Collected data entries
<<<<

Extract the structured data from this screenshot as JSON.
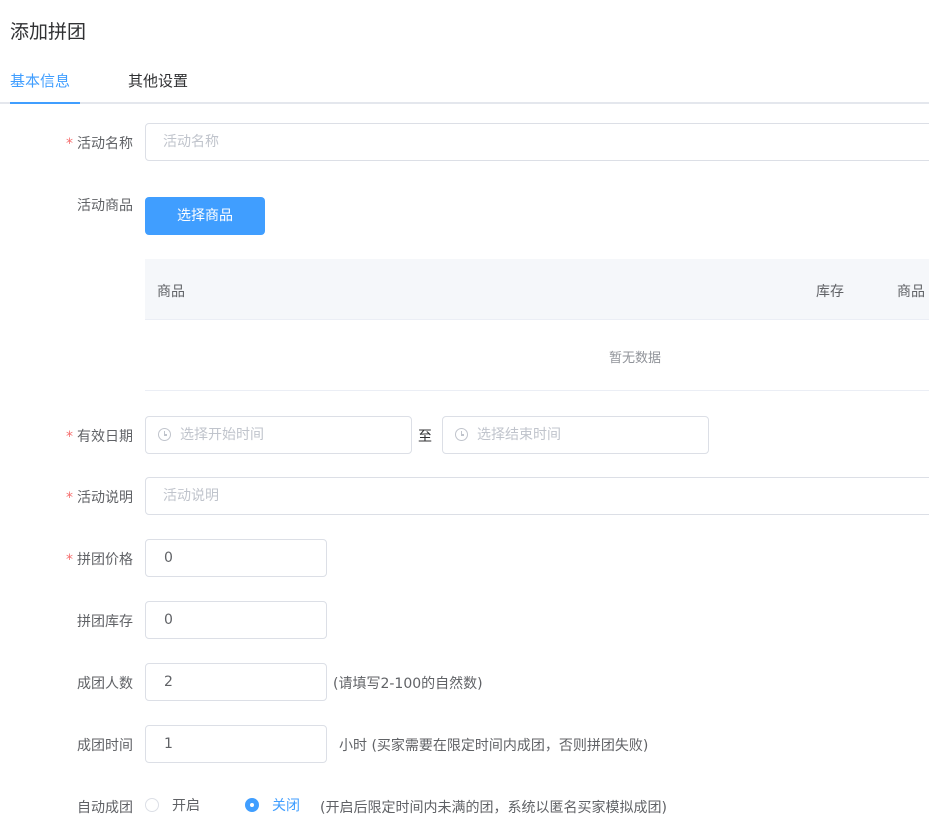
{
  "page": {
    "title": "添加拼团"
  },
  "tabs": [
    {
      "label": "基本信息",
      "active": true
    },
    {
      "label": "其他设置",
      "active": false
    }
  ],
  "form": {
    "activity_name": {
      "label": "活动名称",
      "required": true,
      "placeholder": "活动名称",
      "value": ""
    },
    "activity_goods": {
      "label": "活动商品",
      "button": "选择商品",
      "table": {
        "columns": [
          "商品",
          "库存",
          "商品"
        ],
        "empty_text": "暂无数据"
      }
    },
    "valid_date": {
      "label": "有效日期",
      "required": true,
      "start_placeholder": "选择开始时间",
      "separator": "至",
      "end_placeholder": "选择结束时间"
    },
    "activity_desc": {
      "label": "活动说明",
      "required": true,
      "placeholder": "活动说明",
      "value": ""
    },
    "group_price": {
      "label": "拼团价格",
      "required": true,
      "value": "0"
    },
    "group_stock": {
      "label": "拼团库存",
      "required": false,
      "value": "0"
    },
    "group_size": {
      "label": "成团人数",
      "required": false,
      "value": "2",
      "hint": "(请填写2-100的自然数)"
    },
    "group_time": {
      "label": "成团时间",
      "required": false,
      "value": "1",
      "hint": "小时 (买家需要在限定时间内成团，否则拼团失败)"
    },
    "auto_group": {
      "label": "自动成团",
      "options": [
        {
          "label": "开启",
          "checked": false
        },
        {
          "label": "关闭",
          "checked": true
        }
      ],
      "hint": "(开启后限定时间内未满的团，系统以匿名买家模拟成团)"
    }
  },
  "colors": {
    "primary": "#409eff",
    "required": "#f56c6c",
    "border": "#dcdfe6",
    "placeholder": "#c0c4cc"
  },
  "icons": {
    "date": "clock-icon"
  }
}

>>>>

EXERCISE DIRECTIONS
Write the records out once more, exactly as they appear, with no pictures.

THE OUTPUT
Extract the structured data from this screenshot as JSON.
{
  "page": {
    "title": "添加拼团"
  },
  "tabs": [
    {
      "label": "基本信息",
      "active": true
    },
    {
      "label": "其他设置",
      "active": false
    }
  ],
  "form": {
    "activity_name": {
      "label": "活动名称",
      "required": true,
      "placeholder": "活动名称",
      "value": ""
    },
    "activity_goods": {
      "label": "活动商品",
      "button": "选择商品",
      "table": {
        "columns": [
          "商品",
          "库存",
          "商品"
        ],
        "empty_text": "暂无数据"
      }
    },
    "valid_date": {
      "label": "有效日期",
      "required": true,
      "start_placeholder": "选择开始时间",
      "separator": "至",
      "end_placeholder": "选择结束时间"
    },
    "activity_desc": {
      "label": "活动说明",
      "required": true,
      "placeholder": "活动说明",
      "value": ""
    },
    "group_price": {
      "label": "拼团价格",
      "required": true,
      "value": "0"
    },
    "group_stock": {
      "label": "拼团库存",
      "required": false,
      "value": "0"
    },
    "group_size": {
      "label": "成团人数",
      "required": false,
      "value": "2",
      "hint": "(请填写2-100的自然数)"
    },
    "group_time": {
      "label": "成团时间",
      "required": false,
      "value": "1",
      "hint": "小时 (买家需要在限定时间内成团，否则拼团失败)"
    },
    "auto_group": {
      "label": "自动成团",
      "options": [
        {
          "label": "开启",
          "checked": false
        },
        {
          "label": "关闭",
          "checked": true
        }
      ],
      "hint": "(开启后限定时间内未满的团，系统以匿名买家模拟成团)"
    }
  },
  "colors": {
    "primary": "#409eff",
    "required": "#f56c6c",
    "border": "#dcdfe6",
    "placeholder": "#c0c4cc"
  },
  "icons": {
    "date": "clock-icon"
  }
}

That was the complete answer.